Rows from a dataset:

============

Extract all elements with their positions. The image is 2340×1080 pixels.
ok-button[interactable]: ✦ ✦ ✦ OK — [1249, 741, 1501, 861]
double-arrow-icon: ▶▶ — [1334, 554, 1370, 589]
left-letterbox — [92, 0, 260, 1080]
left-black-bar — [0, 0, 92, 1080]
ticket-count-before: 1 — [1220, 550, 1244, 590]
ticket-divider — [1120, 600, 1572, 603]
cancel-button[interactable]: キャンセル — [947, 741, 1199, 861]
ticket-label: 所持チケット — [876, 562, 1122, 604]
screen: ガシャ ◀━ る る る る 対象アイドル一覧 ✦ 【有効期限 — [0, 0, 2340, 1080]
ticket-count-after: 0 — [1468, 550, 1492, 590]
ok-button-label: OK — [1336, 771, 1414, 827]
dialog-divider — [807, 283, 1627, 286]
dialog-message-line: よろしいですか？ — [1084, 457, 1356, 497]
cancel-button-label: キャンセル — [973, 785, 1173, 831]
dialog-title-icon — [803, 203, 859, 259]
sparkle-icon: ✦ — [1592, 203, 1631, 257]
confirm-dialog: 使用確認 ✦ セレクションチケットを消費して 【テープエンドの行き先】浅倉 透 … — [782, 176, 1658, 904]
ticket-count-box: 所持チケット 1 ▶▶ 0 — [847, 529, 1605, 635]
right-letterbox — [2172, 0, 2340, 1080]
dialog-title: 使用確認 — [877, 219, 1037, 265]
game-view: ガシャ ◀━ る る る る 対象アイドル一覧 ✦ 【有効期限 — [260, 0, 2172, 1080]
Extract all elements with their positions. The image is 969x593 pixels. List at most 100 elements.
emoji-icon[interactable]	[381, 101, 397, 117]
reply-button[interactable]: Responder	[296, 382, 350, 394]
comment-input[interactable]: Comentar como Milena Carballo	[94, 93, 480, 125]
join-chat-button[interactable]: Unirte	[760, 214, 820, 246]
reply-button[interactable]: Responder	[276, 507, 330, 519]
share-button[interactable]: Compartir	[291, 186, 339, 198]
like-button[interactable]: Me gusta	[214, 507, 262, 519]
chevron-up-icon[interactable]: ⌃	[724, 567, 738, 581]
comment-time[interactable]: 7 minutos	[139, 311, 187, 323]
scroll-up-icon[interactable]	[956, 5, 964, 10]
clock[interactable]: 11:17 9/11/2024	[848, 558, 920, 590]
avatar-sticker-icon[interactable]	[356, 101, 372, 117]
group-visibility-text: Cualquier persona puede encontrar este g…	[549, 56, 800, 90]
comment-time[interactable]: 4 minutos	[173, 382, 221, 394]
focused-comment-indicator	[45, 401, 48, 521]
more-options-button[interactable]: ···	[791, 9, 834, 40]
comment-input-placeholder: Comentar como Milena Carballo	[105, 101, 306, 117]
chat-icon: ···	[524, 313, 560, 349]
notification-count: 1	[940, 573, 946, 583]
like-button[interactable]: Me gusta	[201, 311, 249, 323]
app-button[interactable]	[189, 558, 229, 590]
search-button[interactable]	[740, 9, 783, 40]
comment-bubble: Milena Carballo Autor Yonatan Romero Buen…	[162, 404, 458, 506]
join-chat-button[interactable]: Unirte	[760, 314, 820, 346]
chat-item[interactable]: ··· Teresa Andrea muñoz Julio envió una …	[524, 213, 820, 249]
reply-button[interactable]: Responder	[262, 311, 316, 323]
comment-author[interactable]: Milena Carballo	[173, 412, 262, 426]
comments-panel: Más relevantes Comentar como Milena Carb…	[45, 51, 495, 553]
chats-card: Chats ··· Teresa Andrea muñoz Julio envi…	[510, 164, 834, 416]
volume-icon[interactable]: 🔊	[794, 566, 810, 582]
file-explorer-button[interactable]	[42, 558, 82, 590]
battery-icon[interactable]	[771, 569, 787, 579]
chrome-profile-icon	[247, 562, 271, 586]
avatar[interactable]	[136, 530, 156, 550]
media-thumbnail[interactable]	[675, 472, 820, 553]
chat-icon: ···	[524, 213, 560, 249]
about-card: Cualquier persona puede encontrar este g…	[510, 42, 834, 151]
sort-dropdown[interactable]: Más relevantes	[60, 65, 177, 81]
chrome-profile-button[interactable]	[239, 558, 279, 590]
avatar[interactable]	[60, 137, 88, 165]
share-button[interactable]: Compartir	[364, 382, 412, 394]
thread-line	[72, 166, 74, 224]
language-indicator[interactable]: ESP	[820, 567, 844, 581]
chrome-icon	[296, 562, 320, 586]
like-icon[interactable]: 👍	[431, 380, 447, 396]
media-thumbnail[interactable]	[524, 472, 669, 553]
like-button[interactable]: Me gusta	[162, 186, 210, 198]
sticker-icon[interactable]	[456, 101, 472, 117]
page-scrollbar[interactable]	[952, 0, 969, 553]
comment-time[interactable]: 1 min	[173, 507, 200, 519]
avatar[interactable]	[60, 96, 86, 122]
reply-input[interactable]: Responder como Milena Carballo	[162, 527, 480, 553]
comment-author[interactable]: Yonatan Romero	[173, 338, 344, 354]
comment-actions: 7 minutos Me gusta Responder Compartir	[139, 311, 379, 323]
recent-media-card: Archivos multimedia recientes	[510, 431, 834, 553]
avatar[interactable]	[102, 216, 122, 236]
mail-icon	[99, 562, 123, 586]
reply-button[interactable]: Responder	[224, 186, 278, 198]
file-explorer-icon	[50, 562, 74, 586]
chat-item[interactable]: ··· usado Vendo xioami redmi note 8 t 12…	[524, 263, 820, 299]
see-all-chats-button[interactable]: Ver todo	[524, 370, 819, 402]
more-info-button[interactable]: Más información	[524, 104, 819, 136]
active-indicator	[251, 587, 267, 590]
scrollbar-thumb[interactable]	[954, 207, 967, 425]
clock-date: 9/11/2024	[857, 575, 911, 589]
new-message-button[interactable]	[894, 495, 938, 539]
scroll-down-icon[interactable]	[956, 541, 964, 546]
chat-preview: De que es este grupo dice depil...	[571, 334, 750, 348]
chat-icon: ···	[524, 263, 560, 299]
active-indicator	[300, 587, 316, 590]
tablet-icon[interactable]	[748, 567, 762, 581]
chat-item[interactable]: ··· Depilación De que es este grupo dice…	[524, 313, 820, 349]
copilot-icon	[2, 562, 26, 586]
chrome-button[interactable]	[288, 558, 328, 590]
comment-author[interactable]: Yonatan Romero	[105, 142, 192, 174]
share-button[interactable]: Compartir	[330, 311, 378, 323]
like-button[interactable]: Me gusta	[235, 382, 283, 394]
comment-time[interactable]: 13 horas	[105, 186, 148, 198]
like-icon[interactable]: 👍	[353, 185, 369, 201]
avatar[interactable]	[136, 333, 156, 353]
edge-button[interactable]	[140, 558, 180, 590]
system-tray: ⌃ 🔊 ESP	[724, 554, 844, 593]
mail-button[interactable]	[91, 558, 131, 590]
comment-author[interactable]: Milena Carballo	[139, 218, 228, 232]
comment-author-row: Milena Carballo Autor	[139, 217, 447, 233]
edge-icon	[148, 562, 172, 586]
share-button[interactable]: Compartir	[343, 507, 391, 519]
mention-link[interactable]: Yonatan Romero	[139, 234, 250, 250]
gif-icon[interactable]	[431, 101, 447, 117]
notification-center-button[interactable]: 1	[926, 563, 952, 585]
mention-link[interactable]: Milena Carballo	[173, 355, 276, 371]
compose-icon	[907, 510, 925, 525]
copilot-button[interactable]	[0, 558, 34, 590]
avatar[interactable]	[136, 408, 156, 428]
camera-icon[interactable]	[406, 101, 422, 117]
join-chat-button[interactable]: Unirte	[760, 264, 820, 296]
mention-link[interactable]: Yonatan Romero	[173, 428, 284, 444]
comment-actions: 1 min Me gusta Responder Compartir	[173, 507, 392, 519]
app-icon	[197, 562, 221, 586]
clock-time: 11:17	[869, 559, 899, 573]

============

SHORT TASK: Change "ticket-divider" to "ticket-separator" in the records from the start through the line containing "dialog-message-line: よろしいですか？ —", and give those lines again with nothing else altered.

TASK OUTPUT:
Extract all elements with their positions. The image is 2340×1080 pixels.
ok-button[interactable]: ✦ ✦ ✦ OK — [1249, 741, 1501, 861]
double-arrow-icon: ▶▶ — [1334, 554, 1370, 589]
left-letterbox — [92, 0, 260, 1080]
left-black-bar — [0, 0, 92, 1080]
ticket-count-before: 1 — [1220, 550, 1244, 590]
ticket-separator — [1120, 600, 1572, 603]
cancel-button[interactable]: キャンセル — [947, 741, 1199, 861]
ticket-label: 所持チケット — [876, 562, 1122, 604]
screen: ガシャ ◀━ る る る る 対象アイドル一覧 ✦ 【有効期限 — [0, 0, 2340, 1080]
ticket-count-after: 0 — [1468, 550, 1492, 590]
ok-button-label: OK — [1336, 771, 1414, 827]
dialog-divider — [807, 283, 1627, 286]
dialog-message-line: よろしいですか？ — [1084, 457, 1356, 497]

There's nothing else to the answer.